> [Recorded data]
....

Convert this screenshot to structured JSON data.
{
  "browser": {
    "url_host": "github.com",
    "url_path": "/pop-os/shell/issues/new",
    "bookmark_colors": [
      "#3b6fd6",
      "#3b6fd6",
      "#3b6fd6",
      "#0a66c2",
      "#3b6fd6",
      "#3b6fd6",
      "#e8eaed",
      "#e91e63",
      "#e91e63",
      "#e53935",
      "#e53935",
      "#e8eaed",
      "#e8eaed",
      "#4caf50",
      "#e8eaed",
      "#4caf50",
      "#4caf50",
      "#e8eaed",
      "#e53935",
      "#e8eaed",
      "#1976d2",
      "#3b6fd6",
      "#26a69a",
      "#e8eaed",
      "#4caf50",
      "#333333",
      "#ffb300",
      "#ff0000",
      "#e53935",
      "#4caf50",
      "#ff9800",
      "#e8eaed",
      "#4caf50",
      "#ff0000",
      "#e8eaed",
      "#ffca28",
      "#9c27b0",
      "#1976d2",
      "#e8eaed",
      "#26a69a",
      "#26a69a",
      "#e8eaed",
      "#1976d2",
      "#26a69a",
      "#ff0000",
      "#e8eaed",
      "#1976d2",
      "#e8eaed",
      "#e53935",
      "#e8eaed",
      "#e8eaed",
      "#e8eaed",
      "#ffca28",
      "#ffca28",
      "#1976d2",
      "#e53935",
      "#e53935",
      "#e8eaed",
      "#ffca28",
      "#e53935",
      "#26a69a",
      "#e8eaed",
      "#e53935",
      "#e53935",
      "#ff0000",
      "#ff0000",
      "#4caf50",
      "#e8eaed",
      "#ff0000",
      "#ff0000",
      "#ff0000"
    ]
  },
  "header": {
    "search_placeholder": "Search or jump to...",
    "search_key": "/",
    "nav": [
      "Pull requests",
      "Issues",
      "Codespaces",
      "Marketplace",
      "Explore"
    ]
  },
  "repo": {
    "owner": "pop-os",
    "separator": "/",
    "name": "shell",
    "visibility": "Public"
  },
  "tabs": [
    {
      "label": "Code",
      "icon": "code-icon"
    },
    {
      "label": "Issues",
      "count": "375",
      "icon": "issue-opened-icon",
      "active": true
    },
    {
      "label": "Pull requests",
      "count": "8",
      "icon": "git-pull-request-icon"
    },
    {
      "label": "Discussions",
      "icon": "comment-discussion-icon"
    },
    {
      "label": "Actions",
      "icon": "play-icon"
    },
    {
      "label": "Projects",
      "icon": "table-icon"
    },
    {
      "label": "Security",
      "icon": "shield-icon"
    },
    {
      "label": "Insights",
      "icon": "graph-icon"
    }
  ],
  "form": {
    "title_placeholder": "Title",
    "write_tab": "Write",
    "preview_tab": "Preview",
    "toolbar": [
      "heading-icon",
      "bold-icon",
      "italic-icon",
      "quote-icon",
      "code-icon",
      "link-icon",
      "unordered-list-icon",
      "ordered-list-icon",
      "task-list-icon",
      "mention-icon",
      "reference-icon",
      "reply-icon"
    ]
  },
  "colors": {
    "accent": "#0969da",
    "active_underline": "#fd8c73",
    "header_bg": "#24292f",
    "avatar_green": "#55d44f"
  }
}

....

> [Work to complete] Only lines holding the string "shell" are wanted; gather each one from the entries above.

> [Result of the exercise]
    "url_path": "/pop-os/shell/issues/new",
    "name": "shell",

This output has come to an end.